(Work required): Copy the passage below on warfarin genotyping from "In 2007, the" to "early INR responses.", replacing "warfarin sensitivity" with "anticoagulant sensitivity".

In 2007, the Food and Drug Administration updated the warfarin label to include information for prescribers about genotype,25 and there has been debate about the introduction of genotype-guided warfarin dosing into clinical practice.26-30 A fundamental question is whether genotyping provides information about warfarin sensitivity that is additional to that provided by the early INR response.29 This question is especially important because early INR values are routinely determined in current clinical practice, whereas genotyping before starting therapy would require extra time and cost. We therefore examined the hypothesis that VKORC1 and CYP2C9 genotypes predict warfarin sensitivity after taking into account the information provided by early INR responses.
Methods
Study design and subjects
Details of the study design and patient recruitment have been published.22 Briefly, this was a prospective, observational study conducted between 2002 and 2004 at 3 outpatient clinics (Pharmacy, Cardiology, and Arthritis and Joint Replacement Center) at Vanderbilt University Medical Center that provide anticoagulation services. The study was approved by the Vanderbilt University Institutional Review Board, and informed consent was obtained from all subjects in accordance with the Declaration of Helsinki. Consecutive patients starting warfarin were eligible if they were older than 18 years, had complete information on doses and dates of warfarin initiation, did not suffer from alcoholism, and were not receiving cancer chemotherapy. Ethnicity was determined by self-report. Because the great majority of patients were blacks or whites, we excluded patients of other ethnicities from analysis. The initial INR response is often measured on day 4 of warfarin treatment (ie, after 3 daily doses); however, in practice, a substantial fraction of patients will have their initial INR response measured on day 5 or 6 for logistic reasons. Thus, we studied subjects who had at least one INR value determined on days 4 to 6 of warfarin treatment.
Warfarin anticoagulation
The individual target INR range, frequency of INR measurements, and warfarin dosing were determined by the treating physicians who were unaware of CYP2C9 or VKORC1 genotypes during the whole treatment period.
Data collection and follow-up
Demographic characteristics (age, sex, ethnicity) and details of medical history (concomitant diseases and medications) and warfarin therapy (indication, start date, range of therapeutic INR, initial and subsequent doses, and INR values) were obtained through patient interviews and a review of electronic medical records by a trained study nurse. A venous blood sample was drawn for DNA extraction. Information on warfarin dose and INR measurements was collected from the initiation of warfarin until the end of continuous follow-up, defined as date of the last record for an INR and warfarin dose, provided that previous records were available at intervals less than 60 days.
Genotyping
CYP2C9 *2 and *3 alleles were determined by a fluorescent allele-specific oligonucleotide ligation assay.22 VKORC1 genotyping for the variants G-1639A (rs17878363), T497G (rs17882154), C1173T (rs9934438), G1542C (rs17886369), C2255T (rs2359612) was performed by TaqMan SNP assays with the 7900HT Sequence Detection System (Applied Biosystems, Foster City, CA).

(Data provided):
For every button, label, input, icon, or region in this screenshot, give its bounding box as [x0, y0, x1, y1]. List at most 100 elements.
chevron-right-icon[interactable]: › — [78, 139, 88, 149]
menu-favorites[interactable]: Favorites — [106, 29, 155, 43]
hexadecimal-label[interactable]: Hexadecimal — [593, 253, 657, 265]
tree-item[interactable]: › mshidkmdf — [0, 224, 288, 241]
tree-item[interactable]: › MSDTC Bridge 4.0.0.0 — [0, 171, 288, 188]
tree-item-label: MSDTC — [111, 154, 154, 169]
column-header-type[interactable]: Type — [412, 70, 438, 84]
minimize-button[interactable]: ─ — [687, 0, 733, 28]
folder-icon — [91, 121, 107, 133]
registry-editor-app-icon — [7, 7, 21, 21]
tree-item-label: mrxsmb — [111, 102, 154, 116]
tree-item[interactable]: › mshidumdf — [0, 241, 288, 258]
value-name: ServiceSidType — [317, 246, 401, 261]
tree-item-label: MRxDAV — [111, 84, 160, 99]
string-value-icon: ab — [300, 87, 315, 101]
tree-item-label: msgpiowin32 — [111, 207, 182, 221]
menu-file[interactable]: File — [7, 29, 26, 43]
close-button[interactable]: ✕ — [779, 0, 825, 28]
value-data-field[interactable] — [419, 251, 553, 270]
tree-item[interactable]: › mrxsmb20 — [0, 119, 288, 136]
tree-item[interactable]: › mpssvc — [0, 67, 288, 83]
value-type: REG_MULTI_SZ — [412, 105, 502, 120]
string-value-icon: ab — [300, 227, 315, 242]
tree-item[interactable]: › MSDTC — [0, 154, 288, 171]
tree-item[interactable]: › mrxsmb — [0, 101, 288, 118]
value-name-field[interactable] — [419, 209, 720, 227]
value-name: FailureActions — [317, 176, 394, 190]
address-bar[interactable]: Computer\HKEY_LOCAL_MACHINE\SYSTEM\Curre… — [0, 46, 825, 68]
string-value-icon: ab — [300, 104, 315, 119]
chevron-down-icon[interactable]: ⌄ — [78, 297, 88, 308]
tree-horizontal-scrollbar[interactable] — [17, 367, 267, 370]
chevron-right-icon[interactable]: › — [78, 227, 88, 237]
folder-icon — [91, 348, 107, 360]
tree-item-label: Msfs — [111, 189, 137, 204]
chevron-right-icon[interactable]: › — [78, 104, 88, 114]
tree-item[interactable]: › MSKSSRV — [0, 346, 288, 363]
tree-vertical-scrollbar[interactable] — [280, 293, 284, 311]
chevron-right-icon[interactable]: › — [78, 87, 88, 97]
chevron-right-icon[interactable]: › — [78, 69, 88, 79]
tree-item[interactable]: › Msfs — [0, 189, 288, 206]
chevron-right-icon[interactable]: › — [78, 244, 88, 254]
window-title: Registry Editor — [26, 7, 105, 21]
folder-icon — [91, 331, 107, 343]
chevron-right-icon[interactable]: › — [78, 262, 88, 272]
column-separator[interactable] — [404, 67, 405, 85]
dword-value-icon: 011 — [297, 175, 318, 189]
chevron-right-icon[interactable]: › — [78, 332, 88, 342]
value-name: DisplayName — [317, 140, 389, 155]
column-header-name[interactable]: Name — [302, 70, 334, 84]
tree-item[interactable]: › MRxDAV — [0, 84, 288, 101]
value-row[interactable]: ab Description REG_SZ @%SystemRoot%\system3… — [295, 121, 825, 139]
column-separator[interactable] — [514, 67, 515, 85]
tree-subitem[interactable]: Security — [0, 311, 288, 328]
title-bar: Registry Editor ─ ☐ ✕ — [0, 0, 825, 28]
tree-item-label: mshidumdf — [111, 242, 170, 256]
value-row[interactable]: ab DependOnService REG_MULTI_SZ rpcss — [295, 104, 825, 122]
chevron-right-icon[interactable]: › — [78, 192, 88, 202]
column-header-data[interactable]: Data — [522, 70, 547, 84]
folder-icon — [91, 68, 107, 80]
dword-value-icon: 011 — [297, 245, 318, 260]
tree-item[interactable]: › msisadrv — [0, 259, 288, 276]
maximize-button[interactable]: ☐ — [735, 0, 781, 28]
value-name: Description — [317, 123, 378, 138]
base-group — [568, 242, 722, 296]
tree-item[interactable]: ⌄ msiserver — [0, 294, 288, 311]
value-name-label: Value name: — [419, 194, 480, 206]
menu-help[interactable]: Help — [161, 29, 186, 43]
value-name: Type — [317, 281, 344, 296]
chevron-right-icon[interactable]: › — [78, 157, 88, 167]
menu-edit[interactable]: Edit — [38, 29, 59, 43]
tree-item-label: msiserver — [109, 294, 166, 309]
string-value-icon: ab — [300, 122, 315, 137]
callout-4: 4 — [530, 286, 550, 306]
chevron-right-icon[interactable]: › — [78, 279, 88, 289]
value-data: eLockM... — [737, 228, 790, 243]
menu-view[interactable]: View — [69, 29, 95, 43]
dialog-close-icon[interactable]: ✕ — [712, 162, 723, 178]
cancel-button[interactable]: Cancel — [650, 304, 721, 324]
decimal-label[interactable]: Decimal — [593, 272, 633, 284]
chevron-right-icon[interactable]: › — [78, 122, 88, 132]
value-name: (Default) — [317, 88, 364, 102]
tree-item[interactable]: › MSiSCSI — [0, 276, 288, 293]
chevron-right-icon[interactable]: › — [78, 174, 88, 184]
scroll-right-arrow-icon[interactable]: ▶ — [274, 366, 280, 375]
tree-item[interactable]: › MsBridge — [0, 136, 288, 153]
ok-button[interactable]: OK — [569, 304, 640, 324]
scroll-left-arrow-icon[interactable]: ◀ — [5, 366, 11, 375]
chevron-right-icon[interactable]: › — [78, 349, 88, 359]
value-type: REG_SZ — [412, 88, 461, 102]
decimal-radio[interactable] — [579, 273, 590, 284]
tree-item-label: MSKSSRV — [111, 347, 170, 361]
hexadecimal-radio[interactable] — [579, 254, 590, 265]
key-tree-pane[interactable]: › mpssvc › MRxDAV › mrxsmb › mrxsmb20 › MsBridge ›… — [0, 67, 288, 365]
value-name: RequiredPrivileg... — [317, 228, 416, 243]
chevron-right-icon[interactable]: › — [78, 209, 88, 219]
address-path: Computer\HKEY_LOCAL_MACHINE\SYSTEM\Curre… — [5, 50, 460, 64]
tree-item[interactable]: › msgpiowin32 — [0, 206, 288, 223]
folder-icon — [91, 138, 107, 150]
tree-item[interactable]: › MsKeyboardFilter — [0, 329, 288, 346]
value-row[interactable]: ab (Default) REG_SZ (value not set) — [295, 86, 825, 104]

(Solution for this task):
In 2007, the Food and Drug Administration updated the warfarin label to include information for prescribers about genotype,25 and there has been debate about the introduction of genotype-guided warfarin dosing into clinical practice.26-30 A fundamental question is whether genotyping provides information about anticoagulant sensitivity that is additional to that provided by the early INR response.29 This question is especially important because early INR values are routinely determined in current clinical practice, whereas genotyping before starting therapy would require extra time and cost. We therefore examined the hypothesis that VKORC1 and CYP2C9 genotypes predict anticoagulant sensitivity after taking into account the information provided by early INR responses.